-- Start Given data --

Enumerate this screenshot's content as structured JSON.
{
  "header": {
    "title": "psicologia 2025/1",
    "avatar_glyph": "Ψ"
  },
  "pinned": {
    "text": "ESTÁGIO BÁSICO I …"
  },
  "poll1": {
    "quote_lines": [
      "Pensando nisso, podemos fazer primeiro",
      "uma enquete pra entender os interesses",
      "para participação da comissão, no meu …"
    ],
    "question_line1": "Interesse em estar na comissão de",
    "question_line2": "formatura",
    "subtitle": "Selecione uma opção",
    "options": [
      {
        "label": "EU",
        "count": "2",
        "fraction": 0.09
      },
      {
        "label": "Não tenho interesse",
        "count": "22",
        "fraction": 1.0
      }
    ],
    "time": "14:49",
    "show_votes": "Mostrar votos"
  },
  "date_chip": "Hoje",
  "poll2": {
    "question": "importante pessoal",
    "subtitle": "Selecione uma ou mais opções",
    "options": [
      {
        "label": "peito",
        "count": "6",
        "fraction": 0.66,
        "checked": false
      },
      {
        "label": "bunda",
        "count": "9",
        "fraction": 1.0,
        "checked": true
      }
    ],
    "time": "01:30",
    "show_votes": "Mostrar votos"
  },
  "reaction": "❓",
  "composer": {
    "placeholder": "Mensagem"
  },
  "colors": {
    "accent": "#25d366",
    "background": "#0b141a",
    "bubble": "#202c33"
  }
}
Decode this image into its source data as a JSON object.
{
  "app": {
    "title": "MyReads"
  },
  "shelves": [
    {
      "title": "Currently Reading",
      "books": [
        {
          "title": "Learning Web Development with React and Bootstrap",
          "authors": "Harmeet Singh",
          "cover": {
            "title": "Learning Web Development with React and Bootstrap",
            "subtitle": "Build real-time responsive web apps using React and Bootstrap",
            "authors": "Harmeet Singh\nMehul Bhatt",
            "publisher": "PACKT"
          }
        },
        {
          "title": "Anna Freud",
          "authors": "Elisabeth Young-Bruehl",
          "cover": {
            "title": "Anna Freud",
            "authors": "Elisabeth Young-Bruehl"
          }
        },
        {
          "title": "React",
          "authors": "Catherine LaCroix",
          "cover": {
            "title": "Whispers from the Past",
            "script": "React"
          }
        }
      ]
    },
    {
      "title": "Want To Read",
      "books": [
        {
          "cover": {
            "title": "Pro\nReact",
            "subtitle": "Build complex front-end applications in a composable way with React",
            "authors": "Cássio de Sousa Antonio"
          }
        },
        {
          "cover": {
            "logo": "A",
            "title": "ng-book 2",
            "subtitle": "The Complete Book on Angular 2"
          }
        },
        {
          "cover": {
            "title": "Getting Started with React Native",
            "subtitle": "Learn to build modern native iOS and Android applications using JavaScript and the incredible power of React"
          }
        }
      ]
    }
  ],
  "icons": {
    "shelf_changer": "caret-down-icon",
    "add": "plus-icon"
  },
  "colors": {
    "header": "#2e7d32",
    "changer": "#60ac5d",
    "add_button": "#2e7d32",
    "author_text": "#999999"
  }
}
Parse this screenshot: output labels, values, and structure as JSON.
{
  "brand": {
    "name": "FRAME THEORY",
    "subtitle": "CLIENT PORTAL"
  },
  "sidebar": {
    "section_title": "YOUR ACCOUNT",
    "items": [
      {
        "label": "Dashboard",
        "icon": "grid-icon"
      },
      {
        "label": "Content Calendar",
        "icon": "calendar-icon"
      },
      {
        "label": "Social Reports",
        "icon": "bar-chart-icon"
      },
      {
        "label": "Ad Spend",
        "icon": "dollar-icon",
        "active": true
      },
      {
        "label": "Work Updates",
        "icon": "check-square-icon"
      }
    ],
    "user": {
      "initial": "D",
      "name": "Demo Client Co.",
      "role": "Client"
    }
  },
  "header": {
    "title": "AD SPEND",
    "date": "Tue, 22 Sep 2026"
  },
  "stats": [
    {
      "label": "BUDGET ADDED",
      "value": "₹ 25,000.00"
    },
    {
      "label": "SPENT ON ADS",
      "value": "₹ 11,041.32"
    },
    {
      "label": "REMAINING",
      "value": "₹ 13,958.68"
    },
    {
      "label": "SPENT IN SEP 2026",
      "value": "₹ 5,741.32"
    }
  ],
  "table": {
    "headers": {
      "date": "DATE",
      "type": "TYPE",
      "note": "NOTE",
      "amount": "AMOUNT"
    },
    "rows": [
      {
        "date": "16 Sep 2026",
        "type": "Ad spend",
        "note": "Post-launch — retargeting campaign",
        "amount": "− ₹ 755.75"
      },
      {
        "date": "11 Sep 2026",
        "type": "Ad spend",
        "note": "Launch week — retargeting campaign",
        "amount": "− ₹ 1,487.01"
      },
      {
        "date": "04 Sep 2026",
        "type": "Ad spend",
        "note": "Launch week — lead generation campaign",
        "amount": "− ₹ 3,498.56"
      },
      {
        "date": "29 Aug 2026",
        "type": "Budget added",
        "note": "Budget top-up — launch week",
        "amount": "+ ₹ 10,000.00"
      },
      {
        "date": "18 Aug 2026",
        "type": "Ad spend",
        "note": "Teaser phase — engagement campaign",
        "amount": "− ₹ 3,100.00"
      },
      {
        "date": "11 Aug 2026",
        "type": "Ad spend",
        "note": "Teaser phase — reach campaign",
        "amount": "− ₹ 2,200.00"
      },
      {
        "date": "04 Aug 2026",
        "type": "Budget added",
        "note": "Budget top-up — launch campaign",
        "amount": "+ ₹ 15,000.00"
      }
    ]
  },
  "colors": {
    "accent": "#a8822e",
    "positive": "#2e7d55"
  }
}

-- End Given data --

What the task asks:
Where a line in the material above holds "note", copy that line.

The response:
      "note": "NOTE",
        "note": "Post-launch — retargeting campaign",
        "note": "Launch week — retargeting campaign",
        "note": "Launch week — lead generation campaign",
        "note": "Budget top-up — launch week",
        "note": "Teaser phase — engagement campaign",
        "note": "Teaser phase — reach campaign",
        "note": "Budget top-up — launch campaign",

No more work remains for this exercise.